▸ **THE REQUEST**: Could you extract every entry below and reproduce it exactly?

▸ **DATASET RECORDS**:
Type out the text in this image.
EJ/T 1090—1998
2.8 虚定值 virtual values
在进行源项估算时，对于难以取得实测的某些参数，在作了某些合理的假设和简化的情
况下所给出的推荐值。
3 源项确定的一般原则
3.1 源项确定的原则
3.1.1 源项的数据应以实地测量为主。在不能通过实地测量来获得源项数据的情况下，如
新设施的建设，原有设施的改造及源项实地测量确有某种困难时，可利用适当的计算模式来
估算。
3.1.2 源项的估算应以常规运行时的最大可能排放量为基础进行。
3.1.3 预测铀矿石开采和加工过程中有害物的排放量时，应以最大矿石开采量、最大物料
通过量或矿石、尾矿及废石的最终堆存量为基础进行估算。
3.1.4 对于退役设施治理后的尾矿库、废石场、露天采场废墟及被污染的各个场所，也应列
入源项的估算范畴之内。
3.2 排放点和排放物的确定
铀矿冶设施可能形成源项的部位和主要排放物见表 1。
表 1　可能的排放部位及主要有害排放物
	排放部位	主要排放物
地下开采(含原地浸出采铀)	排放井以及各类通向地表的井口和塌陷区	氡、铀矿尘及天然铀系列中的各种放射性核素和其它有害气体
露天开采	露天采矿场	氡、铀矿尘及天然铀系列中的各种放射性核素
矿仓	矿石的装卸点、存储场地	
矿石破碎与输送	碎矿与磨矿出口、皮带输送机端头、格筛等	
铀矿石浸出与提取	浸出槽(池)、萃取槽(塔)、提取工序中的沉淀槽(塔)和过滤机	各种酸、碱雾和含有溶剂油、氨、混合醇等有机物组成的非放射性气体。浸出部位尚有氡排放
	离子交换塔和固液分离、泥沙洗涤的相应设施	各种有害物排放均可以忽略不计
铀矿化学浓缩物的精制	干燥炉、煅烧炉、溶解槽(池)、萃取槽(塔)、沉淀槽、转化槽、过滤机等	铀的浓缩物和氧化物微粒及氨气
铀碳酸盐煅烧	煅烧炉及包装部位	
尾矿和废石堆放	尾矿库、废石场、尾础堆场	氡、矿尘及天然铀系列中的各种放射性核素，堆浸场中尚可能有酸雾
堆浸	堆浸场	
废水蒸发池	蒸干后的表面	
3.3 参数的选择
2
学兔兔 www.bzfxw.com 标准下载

▸ **EXERCISE RESPONSE**:
Type out the text in this image.
EJ/T 1090—1998
2.8 虚定值 virtual values
在进行源项估算时，对于难以取得实测的某些参数，在作了某些合理的假设和简化的情
况下所给出的推荐值。
3 源项确定的一般原则
3.1 源项确定的原则
3.1.1 源项的数据应以实地测量为主。在不能通过实地测量来获得源项数据的情况下，如
新设施的建设，原有设施的改造及源项实地测量确有某种困难时，可利用适当的计算模式来
估算。
3.1.2 源项的估算应以常规运行时的最大可能排放量为基础进行。
3.1.3 预测铀矿石开采和加工过程中有害物的排放量时，应以最大矿石开采量、最大物料
通过量或矿石、尾矿及废石的最终堆存量为基础进行估算。
3.1.4 对于退役设施治理后的尾矿库、废石场、露天采场废墟及被污染的各个场所，也应列
入源项的估算范畴之内。
3.2 排放点和排放物的确定
铀矿冶设施可能形成源项的部位和主要排放物见表 1。
表 1　可能的排放部位及主要有害排放物
	排放部位	主要排放物
地下开采(含原地浸出采铀)	排放井以及各类通向地表的井口和塌陷区	氡、铀矿尘及天然铀系列中的各种放射性核素和其它有害气体
露天开采	露天采矿场	氡、铀矿尘及天然铀系列中的各种放射性核素
矿仓	矿石的装卸点、存储场地	
矿石破碎与输送	碎矿与磨矿出口、皮带输送机端头、格筛等	
铀矿石浸出与提取	浸出槽(池)、萃取槽(塔)、提取工序中的沉淀槽(塔)和过滤机	各种酸、碱雾和含有溶剂油、氨、混合醇等有机物组成的非放射性气体。浸出部位尚有氡排放
	离子交换塔和固液分离、泥沙洗涤的相应设施	各种有害物排放均可以忽略不计
铀矿化学浓缩物的精制	干燥炉、煅烧炉、溶解槽(池)、萃取槽(塔)、沉淀槽、转化槽、过滤机等	铀的浓缩物和氧化物微粒及氨气
铀碳酸盐煅烧	煅烧炉及包装部位	
尾矿和废石堆放	尾矿库、废石场、尾础堆场	氡、矿尘及天然铀系列中的各种放射性核素，堆浸场中尚可能有酸雾
堆浸	堆浸场	
废水蒸发池	蒸干后的表面	
3.3 参数的选择
2
学兔兔 www.bzfxw.com 标准下载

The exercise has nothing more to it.